● **Aim of the exercise**: Copy out the cake-testing post, everything from "I wanted to" down to "box mix cakes??", substituting "cash register" for "checkout counter".

Hope you’ll enjoy this blast from the past!

Written May 2008 - talksweettome.com

Over the past month and a half, I have been doing a bit of baking. By a bit, I mean that I tried 47 different cake recipes in order to narrow it down to fifteen that I can count on to be fabulous. It was tiring, it was messy, it was expensive, it was crazy, and it was worth it.

Do you know the looks you get when you walk into the grocery store and buy 4 packages of 18 eggs each, multiple large bags of flour and sugar, at least six pounds of butter, and mounds of (expensive!) chocolate bars? I got all of those when I went to pick up the ingredients. 75 eggs!

Ingredients for taste testing - www.talksweettome.com

I wanted to wear a sign on my forehead that said “I’m not eating all of this by myself,” (or maybe it would have been funnier if it said I was eating all of it myself!) but it turned out to be a good conversation starter. The guy who rang me up at the checkout counter asked me if there were real carrots in carrot cake. Seriously…

On Thursday afternoon I started making the box mix cakes. It is so easy…

Baking for taste testing - www.talksweettome.com

The first cake testing was held on Saturday, and I figured if there were any cakes that could withstand a couple days of being wrapped with plastic wrap, it would be the unnaturally moist, preservative-filled box mix cakes. Should I tell you how I really feel about box mix cakes??

(Labeled region entries)
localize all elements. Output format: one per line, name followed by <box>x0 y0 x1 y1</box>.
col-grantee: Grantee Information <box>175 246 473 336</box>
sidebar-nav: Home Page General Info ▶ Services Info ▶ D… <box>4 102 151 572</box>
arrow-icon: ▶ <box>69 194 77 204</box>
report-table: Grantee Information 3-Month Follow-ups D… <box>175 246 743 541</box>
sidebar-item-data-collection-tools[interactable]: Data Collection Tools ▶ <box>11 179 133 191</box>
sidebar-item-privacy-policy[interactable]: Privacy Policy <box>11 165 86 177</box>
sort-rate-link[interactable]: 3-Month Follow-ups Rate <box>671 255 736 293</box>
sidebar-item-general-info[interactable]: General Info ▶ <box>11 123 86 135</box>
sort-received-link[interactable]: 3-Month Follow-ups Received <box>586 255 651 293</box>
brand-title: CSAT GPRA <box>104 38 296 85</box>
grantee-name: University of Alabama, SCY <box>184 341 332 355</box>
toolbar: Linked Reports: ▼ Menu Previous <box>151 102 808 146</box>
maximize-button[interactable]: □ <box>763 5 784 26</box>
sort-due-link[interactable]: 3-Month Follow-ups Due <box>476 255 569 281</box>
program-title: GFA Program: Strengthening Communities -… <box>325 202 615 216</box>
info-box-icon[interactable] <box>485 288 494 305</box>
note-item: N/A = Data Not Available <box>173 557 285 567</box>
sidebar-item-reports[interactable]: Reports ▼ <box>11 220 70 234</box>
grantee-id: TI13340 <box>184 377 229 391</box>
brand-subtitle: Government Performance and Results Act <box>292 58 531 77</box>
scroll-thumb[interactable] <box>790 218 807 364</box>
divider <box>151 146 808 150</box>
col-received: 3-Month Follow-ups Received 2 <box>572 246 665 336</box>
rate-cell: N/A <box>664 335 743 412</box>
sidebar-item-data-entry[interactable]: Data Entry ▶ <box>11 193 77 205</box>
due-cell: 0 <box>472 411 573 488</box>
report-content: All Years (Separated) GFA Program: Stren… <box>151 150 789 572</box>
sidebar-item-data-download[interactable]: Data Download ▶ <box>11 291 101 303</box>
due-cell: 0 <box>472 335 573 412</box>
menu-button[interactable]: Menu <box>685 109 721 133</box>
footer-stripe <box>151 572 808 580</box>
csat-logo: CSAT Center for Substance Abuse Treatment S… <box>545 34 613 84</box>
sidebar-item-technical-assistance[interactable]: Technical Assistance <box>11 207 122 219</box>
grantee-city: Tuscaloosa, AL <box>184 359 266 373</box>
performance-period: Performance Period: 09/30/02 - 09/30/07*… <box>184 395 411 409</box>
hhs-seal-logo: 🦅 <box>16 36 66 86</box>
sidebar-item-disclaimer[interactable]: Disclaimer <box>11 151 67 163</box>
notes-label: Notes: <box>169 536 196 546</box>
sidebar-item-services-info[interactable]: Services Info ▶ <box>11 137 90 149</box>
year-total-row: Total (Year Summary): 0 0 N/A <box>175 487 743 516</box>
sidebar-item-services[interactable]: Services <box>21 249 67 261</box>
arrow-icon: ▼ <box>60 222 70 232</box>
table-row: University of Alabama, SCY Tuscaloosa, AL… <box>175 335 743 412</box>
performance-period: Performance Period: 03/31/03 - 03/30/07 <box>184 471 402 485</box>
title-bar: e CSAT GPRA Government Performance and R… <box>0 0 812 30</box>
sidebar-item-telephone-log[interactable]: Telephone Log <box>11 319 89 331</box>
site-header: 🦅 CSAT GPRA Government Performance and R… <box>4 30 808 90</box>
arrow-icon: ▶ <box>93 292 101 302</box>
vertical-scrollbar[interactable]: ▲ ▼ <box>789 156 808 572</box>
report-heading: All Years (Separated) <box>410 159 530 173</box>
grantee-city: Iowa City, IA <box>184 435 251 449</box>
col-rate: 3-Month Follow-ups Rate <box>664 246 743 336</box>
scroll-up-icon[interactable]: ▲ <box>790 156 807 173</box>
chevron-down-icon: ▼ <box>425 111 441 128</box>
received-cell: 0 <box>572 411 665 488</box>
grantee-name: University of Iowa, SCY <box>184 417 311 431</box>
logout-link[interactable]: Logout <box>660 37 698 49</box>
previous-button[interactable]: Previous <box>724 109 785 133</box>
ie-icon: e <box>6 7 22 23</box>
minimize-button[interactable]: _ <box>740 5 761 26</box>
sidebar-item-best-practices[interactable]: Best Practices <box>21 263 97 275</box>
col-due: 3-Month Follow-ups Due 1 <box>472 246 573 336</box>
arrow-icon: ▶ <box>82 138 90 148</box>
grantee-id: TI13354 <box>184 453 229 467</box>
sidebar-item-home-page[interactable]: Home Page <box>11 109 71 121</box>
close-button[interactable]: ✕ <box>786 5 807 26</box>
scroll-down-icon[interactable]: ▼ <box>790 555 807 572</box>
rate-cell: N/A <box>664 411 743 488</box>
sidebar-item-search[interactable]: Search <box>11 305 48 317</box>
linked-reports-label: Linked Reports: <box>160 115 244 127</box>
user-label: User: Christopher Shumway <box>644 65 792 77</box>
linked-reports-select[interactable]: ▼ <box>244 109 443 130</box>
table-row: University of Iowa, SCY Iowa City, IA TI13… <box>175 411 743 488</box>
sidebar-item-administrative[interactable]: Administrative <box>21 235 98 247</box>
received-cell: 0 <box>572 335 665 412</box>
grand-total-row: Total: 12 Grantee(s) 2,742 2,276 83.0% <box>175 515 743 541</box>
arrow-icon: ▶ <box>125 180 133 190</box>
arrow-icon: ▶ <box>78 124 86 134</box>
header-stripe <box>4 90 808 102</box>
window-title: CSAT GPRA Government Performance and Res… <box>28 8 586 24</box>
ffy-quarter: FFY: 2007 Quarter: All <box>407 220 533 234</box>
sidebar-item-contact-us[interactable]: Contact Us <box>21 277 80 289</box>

● **Solved exercise**:
I wanted to wear a sign on my forehead that said “I’m not eating all of this by myself,” (or maybe it would have been funnier if it said I was eating all of it myself!) but it turned out to be a good conversation starter. The guy who rang me up at the cash register asked me if there were real carrots in carrot cake. Seriously…

On Thursday afternoon I started making the box mix cakes. It is so easy…

Baking for taste testing - www.talksweettome.com

The first cake testing was held on Saturday, and I figured if there were any cakes that could withstand a couple days of being wrapped with plastic wrap, it would be the unnaturally moist, preservative-filled box mix cakes. Should I tell you how I really feel about box mix cakes??